● **WHAT IS BEING ASKED**
Give back the entire listing verbatim.

● **EXTRACTED DATA**
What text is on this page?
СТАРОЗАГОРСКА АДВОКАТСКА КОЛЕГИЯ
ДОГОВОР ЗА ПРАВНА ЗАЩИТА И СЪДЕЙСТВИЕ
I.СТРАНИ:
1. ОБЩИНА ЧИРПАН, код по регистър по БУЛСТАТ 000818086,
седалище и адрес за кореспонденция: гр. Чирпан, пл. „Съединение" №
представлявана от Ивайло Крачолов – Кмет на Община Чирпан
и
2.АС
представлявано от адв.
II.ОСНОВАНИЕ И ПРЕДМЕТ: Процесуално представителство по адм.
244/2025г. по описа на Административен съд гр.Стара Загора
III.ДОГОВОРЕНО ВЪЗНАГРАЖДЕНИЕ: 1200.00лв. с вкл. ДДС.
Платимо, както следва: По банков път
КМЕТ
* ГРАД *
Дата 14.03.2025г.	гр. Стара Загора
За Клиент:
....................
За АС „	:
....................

● **SOLUTION**
What text is on this page?
СТАРОЗАГОРСКА АДВОКАТСКА КОЛЕГИЯ
ДОГОВОР ЗА ПРАВНА ЗАЩИТА И СЪДЕЙСТВИЕ
I.СТРАНИ:
1. ОБЩИНА ЧИРПАН, код по регистър по БУЛСТАТ 000818086,
седалище и адрес за кореспонденция: гр. Чирпан, пл. „Съединение" №
представлявана от Ивайло Крачолов – Кмет на Община Чирпан
и
2.АС
представлявано от адв.
II.ОСНОВАНИЕ И ПРЕДМЕТ: Процесуално представителство по адм.
244/2025г. по описа на Административен съд гр.Стара Загора
III.ДОГОВОРЕНО ВЪЗНАГРАЖДЕНИЕ: 1200.00лв. с вкл. ДДС.
Платимо, както следва: По банков път
КМЕТ
* ГРАД *
Дата 14.03.2025г.	гр. Стара Загора
За Клиент:
....................
За АС „	:
....................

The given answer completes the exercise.